◆ Task to complete ◆
Write out the listing below exactly, and omit any images you find in it.
— Start of Data section —
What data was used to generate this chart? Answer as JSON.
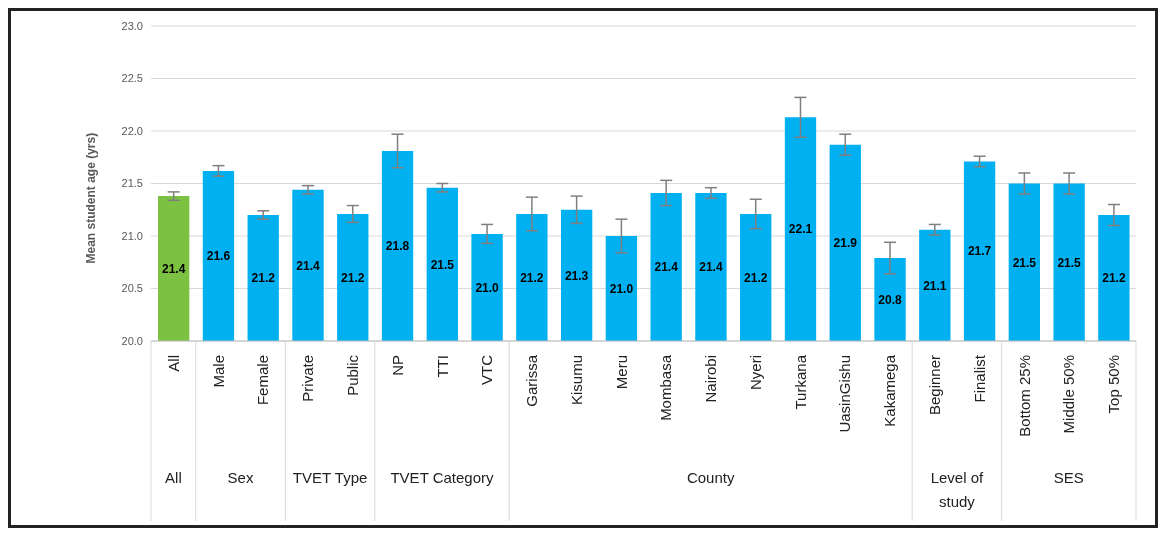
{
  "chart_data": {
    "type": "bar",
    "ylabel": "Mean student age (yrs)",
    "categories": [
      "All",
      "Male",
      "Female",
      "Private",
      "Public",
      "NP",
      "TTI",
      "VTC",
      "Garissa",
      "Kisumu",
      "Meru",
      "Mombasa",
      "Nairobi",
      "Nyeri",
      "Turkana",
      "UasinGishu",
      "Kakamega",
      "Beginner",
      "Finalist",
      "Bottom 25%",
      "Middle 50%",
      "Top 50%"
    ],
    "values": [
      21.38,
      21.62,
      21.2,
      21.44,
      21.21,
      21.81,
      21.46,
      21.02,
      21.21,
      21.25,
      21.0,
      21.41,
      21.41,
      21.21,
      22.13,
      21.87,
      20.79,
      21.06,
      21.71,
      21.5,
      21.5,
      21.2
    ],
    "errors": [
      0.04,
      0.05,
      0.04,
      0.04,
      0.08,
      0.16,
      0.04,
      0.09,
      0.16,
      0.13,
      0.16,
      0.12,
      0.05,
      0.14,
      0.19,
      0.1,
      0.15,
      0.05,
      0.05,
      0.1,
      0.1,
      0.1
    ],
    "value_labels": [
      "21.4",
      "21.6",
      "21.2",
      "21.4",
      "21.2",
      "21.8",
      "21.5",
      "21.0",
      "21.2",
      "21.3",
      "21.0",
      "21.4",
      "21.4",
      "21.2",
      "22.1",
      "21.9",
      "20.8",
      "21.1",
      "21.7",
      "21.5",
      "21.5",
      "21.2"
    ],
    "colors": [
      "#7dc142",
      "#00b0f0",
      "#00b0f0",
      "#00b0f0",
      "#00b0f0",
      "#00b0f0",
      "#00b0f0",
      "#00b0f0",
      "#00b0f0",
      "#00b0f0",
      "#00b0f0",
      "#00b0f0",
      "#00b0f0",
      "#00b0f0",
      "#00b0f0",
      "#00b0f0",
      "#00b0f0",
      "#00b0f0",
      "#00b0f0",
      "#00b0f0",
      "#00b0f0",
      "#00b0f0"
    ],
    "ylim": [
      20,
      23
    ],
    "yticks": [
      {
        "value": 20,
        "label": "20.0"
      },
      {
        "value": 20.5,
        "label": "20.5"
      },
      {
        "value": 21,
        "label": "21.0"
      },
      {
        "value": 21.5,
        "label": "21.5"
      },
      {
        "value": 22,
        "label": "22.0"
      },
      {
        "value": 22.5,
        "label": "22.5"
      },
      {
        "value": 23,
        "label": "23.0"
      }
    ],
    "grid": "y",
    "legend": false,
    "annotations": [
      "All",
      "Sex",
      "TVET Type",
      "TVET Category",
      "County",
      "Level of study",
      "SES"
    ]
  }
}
— End of Data section —
◆ Answer to the problem ◆
What data was used to generate this chart? Answer as JSON.
{
  "chart_data": {
    "type": "bar",
    "ylabel": "Mean student age (yrs)",
    "categories": [
      "All",
      "Male",
      "Female",
      "Private",
      "Public",
      "NP",
      "TTI",
      "VTC",
      "Garissa",
      "Kisumu",
      "Meru",
      "Mombasa",
      "Nairobi",
      "Nyeri",
      "Turkana",
      "UasinGishu",
      "Kakamega",
      "Beginner",
      "Finalist",
      "Bottom 25%",
      "Middle 50%",
      "Top 50%"
    ],
    "values": [
      21.38,
      21.62,
      21.2,
      21.44,
      21.21,
      21.81,
      21.46,
      21.02,
      21.21,
      21.25,
      21.0,
      21.41,
      21.41,
      21.21,
      22.13,
      21.87,
      20.79,
      21.06,
      21.71,
      21.5,
      21.5,
      21.2
    ],
    "errors": [
      0.04,
      0.05,
      0.04,
      0.04,
      0.08,
      0.16,
      0.04,
      0.09,
      0.16,
      0.13,
      0.16,
      0.12,
      0.05,
      0.14,
      0.19,
      0.1,
      0.15,
      0.05,
      0.05,
      0.1,
      0.1,
      0.1
    ],
    "value_labels": [
      "21.4",
      "21.6",
      "21.2",
      "21.4",
      "21.2",
      "21.8",
      "21.5",
      "21.0",
      "21.2",
      "21.3",
      "21.0",
      "21.4",
      "21.4",
      "21.2",
      "22.1",
      "21.9",
      "20.8",
      "21.1",
      "21.7",
      "21.5",
      "21.5",
      "21.2"
    ],
    "colors": [
      "#7dc142",
      "#00b0f0",
      "#00b0f0",
      "#00b0f0",
      "#00b0f0",
      "#00b0f0",
      "#00b0f0",
      "#00b0f0",
      "#00b0f0",
      "#00b0f0",
      "#00b0f0",
      "#00b0f0",
      "#00b0f0",
      "#00b0f0",
      "#00b0f0",
      "#00b0f0",
      "#00b0f0",
      "#00b0f0",
      "#00b0f0",
      "#00b0f0",
      "#00b0f0",
      "#00b0f0"
    ],
    "ylim": [
      20,
      23
    ],
    "yticks": [
      {
        "value": 20,
        "label": "20.0"
      },
      {
        "value": 20.5,
        "label": "20.5"
      },
      {
        "value": 21,
        "label": "21.0"
      },
      {
        "value": 21.5,
        "label": "21.5"
      },
      {
        "value": 22,
        "label": "22.0"
      },
      {
        "value": 22.5,
        "label": "22.5"
      },
      {
        "value": 23,
        "label": "23.0"
      }
    ],
    "grid": "y",
    "legend": false,
    "annotations": [
      "All",
      "Sex",
      "TVET Type",
      "TVET Category",
      "County",
      "Level of study",
      "SES"
    ]
  }
}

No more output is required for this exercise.